| Dataset excerpt |
******************************

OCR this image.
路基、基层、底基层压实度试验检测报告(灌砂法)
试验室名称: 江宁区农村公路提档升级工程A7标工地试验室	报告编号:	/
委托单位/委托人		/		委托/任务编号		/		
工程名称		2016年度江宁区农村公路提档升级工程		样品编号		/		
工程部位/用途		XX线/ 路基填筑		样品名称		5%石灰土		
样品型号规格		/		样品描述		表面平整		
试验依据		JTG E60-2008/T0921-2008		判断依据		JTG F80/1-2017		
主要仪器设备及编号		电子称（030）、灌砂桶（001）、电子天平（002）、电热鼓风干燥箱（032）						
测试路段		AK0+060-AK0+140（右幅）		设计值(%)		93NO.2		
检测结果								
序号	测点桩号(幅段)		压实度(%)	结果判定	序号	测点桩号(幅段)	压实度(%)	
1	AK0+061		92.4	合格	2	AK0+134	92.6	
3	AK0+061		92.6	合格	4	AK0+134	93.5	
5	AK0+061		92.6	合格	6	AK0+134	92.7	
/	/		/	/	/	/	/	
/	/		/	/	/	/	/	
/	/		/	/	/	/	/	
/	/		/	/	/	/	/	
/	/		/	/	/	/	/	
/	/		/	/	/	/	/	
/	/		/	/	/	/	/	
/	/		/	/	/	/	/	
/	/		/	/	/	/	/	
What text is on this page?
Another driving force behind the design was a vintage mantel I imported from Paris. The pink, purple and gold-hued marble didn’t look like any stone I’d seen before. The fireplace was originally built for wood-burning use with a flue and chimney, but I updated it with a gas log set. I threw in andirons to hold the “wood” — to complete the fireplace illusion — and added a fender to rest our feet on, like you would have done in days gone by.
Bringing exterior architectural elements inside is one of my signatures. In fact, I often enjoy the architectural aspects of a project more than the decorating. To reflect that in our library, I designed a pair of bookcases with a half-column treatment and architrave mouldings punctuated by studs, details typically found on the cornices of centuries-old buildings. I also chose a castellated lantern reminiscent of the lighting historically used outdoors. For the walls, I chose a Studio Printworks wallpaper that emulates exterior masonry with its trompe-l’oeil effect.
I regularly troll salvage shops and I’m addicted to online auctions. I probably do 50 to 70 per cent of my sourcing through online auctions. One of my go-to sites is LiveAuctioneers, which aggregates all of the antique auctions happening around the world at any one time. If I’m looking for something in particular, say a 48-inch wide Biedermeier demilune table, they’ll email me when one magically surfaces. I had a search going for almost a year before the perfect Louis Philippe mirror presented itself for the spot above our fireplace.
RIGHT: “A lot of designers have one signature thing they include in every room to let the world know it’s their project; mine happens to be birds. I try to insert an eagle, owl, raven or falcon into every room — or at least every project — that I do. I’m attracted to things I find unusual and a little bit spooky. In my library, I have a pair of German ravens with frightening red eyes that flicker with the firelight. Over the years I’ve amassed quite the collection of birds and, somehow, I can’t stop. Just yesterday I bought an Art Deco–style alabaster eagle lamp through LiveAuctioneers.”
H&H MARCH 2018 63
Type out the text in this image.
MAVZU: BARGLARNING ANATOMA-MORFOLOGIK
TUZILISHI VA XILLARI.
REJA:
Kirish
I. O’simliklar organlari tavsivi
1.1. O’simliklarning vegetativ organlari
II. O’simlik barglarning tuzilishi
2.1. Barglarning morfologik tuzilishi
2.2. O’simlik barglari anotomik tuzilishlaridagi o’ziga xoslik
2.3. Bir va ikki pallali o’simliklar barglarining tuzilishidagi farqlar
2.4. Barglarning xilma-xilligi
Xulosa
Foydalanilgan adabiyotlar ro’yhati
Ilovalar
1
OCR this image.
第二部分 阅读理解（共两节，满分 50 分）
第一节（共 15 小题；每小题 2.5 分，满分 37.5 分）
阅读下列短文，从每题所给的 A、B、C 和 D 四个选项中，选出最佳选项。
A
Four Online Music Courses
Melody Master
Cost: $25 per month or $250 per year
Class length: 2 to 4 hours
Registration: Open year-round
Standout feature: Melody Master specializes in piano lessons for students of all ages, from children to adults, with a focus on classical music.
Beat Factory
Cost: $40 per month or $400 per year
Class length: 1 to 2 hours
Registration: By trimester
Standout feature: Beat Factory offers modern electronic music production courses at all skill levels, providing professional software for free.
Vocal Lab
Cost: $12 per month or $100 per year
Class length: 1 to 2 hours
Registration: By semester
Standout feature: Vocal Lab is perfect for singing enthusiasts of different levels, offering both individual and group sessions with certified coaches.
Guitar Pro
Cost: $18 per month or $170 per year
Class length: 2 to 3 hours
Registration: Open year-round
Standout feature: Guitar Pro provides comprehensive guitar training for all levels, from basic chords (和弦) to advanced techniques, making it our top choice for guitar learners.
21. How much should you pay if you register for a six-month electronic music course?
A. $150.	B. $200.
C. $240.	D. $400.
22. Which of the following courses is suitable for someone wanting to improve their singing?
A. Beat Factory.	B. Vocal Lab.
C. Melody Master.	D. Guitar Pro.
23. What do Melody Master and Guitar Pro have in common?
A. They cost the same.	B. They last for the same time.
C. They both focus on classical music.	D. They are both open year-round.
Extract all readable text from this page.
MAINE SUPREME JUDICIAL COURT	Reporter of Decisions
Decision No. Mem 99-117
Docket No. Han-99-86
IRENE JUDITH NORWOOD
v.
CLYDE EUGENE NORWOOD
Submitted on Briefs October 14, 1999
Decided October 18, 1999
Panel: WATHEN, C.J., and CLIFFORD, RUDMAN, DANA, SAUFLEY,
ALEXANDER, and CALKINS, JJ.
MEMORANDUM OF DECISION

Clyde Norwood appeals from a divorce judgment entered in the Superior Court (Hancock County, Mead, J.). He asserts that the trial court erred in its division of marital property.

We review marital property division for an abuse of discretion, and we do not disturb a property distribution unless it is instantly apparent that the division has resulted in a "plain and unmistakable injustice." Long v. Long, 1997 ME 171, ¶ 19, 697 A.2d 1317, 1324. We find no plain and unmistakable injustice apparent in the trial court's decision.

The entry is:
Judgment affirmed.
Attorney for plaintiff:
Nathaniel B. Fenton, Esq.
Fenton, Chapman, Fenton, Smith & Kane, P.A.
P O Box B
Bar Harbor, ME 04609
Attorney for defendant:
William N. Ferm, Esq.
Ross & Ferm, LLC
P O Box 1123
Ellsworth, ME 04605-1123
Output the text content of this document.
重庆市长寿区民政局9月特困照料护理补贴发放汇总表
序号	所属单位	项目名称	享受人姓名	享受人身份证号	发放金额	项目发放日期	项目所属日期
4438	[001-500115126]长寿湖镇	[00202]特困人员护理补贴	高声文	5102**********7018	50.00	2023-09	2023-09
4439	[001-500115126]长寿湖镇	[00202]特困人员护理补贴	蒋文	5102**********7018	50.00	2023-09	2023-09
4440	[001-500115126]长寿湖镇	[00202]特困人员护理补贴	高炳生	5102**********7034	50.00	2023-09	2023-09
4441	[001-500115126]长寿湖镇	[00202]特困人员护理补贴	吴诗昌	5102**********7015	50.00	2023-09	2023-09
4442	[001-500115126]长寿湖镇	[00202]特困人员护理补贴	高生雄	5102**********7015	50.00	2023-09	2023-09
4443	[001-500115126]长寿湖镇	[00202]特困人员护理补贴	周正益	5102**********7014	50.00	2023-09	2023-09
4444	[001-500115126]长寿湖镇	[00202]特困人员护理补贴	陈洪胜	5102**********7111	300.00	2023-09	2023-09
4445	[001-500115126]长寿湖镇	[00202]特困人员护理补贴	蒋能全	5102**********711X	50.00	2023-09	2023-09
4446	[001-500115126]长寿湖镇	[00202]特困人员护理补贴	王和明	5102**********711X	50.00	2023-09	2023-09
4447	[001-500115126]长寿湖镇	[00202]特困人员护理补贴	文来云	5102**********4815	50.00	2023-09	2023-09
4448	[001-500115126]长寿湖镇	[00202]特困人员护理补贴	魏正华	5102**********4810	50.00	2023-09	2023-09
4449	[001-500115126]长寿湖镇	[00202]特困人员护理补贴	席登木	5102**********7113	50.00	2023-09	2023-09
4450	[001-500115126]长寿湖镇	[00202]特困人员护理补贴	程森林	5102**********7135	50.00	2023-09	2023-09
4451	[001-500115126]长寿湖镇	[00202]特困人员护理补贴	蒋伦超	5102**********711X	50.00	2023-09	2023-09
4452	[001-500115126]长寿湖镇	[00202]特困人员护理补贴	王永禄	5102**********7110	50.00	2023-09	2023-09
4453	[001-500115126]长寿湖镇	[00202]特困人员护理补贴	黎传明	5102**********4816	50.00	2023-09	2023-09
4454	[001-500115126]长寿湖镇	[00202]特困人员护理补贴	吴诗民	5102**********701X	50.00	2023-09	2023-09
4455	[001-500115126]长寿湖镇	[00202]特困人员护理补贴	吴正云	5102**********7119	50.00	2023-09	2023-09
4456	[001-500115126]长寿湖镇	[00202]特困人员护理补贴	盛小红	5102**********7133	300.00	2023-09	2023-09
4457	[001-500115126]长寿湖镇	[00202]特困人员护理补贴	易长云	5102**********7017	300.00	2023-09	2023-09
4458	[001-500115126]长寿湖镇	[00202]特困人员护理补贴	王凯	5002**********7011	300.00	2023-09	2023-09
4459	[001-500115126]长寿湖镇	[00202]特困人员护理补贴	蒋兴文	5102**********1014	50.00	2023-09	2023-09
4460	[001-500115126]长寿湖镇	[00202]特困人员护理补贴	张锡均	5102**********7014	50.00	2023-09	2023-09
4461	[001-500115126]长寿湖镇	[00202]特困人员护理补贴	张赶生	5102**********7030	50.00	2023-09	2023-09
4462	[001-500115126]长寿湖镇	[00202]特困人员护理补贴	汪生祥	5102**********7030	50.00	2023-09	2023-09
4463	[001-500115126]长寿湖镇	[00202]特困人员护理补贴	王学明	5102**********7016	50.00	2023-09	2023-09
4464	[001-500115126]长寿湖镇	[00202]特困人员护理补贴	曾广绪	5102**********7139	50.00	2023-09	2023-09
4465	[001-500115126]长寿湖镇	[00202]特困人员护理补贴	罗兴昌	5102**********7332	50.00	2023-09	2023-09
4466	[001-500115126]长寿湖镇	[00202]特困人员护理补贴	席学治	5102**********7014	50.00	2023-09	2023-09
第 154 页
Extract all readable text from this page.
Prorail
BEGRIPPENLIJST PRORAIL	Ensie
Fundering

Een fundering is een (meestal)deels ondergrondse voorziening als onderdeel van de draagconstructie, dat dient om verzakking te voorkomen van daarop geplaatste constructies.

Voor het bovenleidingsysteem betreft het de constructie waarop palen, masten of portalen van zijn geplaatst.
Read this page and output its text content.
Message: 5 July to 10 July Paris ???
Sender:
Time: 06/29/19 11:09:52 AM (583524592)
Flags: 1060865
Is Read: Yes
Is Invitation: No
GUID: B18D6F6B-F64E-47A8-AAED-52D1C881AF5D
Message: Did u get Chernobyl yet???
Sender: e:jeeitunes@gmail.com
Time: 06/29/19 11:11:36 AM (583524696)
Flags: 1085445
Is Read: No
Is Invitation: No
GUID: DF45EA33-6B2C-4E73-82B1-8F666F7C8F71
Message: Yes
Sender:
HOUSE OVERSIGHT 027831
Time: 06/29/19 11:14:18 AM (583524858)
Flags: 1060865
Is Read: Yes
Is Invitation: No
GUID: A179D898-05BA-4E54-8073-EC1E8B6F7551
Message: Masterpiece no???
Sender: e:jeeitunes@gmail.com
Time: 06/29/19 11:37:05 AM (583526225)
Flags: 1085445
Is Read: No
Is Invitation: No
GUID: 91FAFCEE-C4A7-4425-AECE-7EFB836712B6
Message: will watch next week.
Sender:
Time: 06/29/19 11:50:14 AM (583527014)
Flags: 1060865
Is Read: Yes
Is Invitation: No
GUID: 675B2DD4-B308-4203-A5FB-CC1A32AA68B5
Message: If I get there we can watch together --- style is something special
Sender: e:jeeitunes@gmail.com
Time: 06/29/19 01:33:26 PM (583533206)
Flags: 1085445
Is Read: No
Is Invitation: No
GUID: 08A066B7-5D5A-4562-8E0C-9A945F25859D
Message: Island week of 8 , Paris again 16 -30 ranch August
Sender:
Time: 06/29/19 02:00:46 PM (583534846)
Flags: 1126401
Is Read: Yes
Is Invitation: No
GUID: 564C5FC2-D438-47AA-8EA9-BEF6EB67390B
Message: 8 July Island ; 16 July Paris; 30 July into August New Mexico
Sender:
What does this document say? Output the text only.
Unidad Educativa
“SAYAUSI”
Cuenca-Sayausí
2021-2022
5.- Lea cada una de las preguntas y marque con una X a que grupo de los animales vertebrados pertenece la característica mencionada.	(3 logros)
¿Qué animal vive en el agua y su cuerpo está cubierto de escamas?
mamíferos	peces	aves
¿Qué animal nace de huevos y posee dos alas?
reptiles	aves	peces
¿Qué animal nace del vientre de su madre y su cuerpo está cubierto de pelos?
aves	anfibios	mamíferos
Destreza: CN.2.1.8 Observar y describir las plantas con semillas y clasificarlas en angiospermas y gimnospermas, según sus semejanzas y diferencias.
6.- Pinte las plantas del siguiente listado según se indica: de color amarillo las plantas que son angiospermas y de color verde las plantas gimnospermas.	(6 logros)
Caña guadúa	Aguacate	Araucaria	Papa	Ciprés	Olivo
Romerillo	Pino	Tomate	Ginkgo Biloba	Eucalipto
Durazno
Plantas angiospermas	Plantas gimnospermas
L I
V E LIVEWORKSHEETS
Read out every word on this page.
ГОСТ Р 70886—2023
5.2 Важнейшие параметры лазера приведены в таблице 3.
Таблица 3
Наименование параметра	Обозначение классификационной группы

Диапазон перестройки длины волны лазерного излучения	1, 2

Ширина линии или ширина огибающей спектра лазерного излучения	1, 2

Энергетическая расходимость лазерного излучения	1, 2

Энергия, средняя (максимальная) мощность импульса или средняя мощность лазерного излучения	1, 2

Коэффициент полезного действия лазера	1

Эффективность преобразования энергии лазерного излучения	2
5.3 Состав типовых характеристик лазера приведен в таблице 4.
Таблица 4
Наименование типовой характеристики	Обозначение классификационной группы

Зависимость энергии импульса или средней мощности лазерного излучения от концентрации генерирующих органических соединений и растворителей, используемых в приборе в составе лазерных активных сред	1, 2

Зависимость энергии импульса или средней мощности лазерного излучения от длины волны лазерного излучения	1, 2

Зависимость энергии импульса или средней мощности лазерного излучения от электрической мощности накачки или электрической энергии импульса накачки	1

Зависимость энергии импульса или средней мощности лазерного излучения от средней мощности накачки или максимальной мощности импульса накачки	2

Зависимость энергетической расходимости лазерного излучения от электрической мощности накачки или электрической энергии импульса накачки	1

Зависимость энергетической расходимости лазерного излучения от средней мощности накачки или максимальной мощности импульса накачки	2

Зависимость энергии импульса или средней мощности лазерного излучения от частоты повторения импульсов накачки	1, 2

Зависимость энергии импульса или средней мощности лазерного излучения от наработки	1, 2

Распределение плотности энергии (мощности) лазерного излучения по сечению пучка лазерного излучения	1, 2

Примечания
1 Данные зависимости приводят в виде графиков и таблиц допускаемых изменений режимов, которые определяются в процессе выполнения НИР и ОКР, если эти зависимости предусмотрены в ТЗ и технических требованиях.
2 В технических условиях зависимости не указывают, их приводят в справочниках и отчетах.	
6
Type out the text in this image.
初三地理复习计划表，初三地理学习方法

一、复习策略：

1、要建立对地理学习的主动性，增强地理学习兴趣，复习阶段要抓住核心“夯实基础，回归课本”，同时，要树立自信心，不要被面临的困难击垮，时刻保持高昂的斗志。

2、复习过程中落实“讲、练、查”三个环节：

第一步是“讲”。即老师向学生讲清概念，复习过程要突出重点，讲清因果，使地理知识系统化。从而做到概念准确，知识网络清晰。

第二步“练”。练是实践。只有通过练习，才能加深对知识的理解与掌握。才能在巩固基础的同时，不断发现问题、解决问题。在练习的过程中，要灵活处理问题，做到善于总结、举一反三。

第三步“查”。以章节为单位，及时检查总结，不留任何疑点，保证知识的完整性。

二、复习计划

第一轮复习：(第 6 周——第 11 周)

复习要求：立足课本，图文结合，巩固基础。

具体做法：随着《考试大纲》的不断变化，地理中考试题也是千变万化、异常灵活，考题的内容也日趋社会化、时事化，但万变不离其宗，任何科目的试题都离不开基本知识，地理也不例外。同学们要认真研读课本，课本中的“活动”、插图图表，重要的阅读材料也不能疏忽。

******************************

Report only the number of lines in the data above that contain "logros".

| SOLUTION FOR THIS EXERCISE |
2